──────── RECORDS FOR THIS EXERCISE

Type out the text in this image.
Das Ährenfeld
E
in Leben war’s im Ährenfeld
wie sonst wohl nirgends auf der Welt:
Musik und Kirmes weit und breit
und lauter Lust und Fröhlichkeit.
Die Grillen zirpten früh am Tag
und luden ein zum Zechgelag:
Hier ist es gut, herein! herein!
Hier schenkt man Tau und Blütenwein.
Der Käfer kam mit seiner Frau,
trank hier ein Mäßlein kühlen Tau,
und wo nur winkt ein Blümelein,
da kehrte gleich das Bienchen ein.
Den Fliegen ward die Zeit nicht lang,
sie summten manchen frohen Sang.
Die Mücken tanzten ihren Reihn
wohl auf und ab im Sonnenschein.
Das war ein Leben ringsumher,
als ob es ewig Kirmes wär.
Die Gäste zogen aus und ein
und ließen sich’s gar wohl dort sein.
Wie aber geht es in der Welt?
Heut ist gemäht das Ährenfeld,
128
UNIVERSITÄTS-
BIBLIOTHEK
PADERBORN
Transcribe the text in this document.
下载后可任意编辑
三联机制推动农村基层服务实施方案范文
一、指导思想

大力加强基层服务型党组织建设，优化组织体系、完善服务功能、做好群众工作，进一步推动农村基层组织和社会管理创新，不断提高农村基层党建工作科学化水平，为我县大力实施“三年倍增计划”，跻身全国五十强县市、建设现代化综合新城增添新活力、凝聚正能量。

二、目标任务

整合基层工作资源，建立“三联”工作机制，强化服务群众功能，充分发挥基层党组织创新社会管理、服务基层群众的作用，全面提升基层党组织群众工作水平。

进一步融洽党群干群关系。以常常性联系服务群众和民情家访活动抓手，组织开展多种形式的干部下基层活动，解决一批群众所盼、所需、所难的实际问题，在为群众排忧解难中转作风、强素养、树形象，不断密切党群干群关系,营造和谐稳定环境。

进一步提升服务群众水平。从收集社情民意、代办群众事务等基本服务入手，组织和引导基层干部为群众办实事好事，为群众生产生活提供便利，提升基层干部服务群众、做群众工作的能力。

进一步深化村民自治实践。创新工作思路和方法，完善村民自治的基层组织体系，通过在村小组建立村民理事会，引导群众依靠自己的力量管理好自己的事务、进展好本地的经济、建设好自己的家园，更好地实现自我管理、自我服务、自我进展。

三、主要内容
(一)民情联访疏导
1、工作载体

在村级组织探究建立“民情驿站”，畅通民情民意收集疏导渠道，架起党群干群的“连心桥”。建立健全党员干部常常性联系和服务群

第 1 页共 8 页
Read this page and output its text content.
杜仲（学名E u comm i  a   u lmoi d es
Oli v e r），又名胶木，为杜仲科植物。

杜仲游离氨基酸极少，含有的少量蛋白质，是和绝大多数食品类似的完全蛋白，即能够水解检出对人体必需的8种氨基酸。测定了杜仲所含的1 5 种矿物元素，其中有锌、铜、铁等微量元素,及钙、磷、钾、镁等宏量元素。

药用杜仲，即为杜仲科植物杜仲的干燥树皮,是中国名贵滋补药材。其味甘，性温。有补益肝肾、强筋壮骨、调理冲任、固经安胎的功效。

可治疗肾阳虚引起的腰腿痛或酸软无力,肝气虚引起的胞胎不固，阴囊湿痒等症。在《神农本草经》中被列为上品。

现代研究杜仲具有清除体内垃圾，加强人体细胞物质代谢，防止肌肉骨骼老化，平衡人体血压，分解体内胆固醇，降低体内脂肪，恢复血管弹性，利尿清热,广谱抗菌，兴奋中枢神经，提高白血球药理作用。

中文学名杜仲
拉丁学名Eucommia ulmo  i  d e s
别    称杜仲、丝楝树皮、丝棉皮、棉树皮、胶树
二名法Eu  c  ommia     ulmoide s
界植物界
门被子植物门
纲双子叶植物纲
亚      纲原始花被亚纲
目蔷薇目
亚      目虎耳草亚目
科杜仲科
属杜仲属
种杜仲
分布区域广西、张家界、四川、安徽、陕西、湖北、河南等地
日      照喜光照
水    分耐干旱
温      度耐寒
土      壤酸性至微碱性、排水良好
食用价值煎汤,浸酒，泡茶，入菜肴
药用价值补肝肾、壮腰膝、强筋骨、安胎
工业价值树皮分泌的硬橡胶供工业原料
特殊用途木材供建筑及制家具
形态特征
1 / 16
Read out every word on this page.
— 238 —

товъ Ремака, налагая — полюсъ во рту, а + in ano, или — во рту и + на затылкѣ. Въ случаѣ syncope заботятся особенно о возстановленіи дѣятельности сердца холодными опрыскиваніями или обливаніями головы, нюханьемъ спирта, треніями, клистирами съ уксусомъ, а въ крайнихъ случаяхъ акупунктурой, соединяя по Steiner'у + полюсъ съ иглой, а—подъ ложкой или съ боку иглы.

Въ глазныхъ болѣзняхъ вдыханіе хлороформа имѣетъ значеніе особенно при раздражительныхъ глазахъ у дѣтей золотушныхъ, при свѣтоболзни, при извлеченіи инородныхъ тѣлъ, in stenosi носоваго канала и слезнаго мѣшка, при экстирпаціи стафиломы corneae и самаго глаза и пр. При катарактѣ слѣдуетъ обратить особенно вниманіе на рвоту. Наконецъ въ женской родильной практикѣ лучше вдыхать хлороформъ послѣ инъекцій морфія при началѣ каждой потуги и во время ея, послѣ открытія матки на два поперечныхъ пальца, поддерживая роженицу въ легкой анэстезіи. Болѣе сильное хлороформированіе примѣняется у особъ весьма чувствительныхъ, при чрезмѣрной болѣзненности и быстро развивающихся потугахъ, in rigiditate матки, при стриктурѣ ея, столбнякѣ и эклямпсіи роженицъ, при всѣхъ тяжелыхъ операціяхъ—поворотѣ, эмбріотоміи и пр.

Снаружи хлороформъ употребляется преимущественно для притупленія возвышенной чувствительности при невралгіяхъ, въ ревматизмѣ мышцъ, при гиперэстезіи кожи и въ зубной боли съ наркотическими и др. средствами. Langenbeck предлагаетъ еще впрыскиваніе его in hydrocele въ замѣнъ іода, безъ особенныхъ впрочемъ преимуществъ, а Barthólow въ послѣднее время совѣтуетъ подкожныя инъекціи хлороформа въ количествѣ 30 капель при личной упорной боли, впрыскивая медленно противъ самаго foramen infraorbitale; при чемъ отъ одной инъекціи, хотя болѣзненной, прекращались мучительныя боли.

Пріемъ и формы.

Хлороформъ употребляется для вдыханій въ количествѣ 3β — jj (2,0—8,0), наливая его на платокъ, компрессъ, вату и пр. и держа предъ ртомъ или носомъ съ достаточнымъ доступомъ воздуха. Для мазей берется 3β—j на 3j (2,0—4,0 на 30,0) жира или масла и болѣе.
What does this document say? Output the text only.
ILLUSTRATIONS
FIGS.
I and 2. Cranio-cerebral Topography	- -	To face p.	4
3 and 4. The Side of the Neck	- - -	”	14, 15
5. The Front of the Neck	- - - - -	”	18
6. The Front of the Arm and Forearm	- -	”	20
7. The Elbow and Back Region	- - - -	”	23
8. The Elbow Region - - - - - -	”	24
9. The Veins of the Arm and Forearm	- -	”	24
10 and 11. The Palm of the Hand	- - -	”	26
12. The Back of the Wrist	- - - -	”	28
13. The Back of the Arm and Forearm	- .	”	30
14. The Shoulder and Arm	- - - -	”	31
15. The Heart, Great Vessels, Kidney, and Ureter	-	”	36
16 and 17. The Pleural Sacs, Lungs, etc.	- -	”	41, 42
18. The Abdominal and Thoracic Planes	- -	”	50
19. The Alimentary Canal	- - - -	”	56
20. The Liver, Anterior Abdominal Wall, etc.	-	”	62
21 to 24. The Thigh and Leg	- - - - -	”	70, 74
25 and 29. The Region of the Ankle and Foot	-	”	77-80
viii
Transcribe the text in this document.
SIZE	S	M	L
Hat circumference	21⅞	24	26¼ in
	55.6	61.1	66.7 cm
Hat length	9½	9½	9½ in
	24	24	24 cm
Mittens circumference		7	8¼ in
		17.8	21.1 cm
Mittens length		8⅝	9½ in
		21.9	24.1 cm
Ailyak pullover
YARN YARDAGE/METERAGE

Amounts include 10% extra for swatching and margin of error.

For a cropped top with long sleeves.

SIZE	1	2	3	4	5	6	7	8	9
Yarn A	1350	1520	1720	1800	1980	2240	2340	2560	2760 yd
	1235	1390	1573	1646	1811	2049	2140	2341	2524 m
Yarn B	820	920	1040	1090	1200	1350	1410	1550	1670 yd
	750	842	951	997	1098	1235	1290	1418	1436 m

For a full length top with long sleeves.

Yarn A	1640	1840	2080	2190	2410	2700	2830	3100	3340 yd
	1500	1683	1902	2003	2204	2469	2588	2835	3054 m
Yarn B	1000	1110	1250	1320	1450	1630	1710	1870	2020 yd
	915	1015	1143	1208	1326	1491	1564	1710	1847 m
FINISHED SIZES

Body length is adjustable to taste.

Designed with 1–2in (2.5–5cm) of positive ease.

────────────────

■ PROMPT
From the records above, pick out and copy each line holding the word "with".

■ OUTPUT BELOW
For a cropped top with long sleeves.
For a full length top with long sleeves.
Designed with 1–2in (2.5–5cm) of positive ease.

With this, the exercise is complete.